**What you have to do:**
Among the lines below, count those with "Senato". Give only the number.

**Dataset:**
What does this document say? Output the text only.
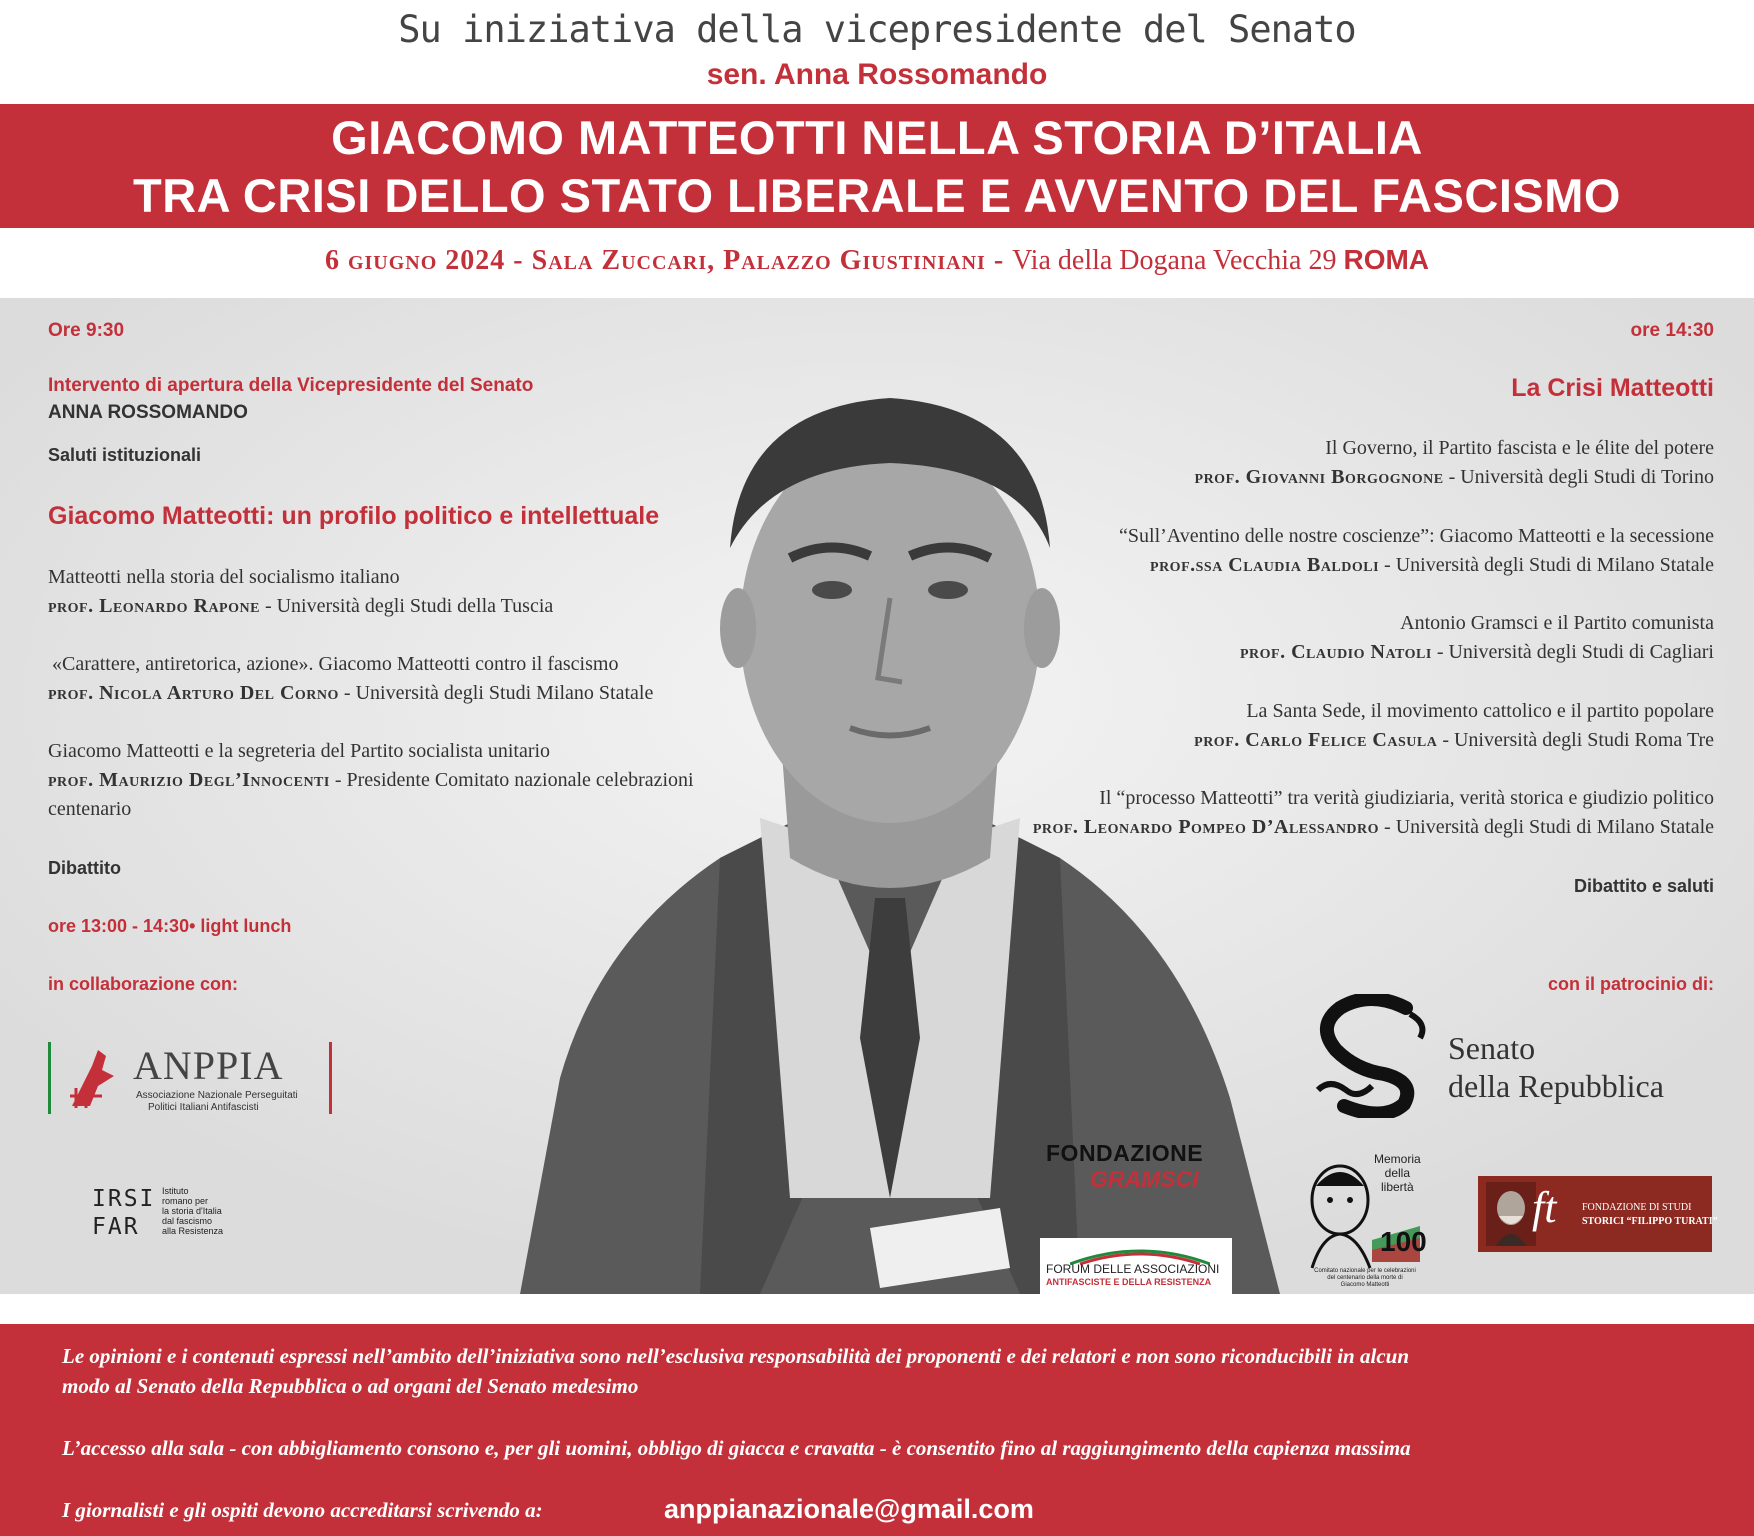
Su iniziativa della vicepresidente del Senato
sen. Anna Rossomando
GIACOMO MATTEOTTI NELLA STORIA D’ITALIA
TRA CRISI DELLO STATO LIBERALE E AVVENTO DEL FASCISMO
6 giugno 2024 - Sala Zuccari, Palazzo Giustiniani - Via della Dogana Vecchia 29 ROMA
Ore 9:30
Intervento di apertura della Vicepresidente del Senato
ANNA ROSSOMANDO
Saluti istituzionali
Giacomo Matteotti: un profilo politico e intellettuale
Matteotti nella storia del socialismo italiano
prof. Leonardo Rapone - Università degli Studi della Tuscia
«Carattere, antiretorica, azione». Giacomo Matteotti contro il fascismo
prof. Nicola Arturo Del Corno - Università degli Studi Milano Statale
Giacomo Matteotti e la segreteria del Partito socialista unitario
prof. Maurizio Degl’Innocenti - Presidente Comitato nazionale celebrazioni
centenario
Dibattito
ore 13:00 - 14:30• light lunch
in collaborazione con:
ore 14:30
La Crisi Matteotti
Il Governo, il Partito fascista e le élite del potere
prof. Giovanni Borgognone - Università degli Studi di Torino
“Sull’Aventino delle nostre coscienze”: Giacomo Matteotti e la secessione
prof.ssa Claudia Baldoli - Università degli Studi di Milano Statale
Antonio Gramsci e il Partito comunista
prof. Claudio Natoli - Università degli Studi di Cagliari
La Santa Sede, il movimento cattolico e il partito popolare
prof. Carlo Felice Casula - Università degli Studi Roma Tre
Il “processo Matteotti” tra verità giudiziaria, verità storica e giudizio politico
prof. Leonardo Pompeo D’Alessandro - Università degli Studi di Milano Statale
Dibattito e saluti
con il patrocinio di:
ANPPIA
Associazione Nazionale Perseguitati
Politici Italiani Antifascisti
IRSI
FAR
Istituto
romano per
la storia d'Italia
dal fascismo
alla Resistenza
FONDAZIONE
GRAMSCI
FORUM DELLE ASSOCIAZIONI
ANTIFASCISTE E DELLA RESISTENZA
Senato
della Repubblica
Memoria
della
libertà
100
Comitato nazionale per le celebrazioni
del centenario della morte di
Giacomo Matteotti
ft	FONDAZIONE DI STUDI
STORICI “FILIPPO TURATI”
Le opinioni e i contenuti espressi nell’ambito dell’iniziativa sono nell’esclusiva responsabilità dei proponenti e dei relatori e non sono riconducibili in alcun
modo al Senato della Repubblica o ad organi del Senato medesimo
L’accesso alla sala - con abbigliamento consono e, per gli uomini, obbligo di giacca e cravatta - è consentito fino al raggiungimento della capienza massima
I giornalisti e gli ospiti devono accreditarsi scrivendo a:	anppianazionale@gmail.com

**Answer to the exercise:**
4